→ **What needs to be done**: How many lines hold the string "کتاب"? Give only the number.

=== Input data ===

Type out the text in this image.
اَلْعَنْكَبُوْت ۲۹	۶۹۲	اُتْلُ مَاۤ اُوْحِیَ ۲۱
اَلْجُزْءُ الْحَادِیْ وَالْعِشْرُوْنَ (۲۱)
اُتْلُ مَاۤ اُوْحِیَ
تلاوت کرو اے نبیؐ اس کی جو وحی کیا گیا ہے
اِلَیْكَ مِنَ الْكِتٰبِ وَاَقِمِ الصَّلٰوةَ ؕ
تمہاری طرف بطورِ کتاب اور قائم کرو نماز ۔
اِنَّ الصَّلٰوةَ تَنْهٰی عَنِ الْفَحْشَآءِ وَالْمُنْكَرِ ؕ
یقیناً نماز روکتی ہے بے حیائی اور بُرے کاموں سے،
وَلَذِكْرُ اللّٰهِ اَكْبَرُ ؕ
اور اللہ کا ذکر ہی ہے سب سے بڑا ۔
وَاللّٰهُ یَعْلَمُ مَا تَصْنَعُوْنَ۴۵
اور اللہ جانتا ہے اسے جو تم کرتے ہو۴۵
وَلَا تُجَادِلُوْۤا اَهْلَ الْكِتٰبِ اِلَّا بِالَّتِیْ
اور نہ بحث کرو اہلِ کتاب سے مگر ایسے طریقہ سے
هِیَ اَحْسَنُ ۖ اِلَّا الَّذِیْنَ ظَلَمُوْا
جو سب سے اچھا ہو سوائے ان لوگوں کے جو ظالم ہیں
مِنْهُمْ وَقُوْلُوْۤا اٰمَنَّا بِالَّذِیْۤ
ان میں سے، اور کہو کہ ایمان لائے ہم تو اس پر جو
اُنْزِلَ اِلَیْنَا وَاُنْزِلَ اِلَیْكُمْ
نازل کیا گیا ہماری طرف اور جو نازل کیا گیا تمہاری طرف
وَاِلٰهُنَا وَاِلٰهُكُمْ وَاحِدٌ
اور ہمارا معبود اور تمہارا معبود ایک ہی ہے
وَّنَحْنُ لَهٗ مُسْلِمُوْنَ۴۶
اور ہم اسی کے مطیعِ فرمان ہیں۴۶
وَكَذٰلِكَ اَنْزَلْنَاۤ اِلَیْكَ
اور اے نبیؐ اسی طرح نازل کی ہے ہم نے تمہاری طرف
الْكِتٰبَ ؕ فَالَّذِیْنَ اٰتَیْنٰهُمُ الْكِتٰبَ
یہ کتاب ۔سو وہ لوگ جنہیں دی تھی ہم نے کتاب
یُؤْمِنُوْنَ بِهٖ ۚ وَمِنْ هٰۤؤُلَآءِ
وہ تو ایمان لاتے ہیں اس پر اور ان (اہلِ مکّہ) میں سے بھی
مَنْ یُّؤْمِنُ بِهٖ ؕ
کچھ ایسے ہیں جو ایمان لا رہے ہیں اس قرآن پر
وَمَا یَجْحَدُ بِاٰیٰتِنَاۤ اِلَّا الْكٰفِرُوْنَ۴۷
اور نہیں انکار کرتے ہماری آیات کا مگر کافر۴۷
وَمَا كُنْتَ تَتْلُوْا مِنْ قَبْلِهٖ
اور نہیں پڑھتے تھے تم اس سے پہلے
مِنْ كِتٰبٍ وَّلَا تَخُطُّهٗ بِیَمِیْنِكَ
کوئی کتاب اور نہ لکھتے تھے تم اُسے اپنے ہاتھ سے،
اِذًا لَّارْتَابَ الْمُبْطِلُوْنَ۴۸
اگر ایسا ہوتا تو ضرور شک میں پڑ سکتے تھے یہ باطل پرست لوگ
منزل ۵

===

→ **Answer to this problem**: 4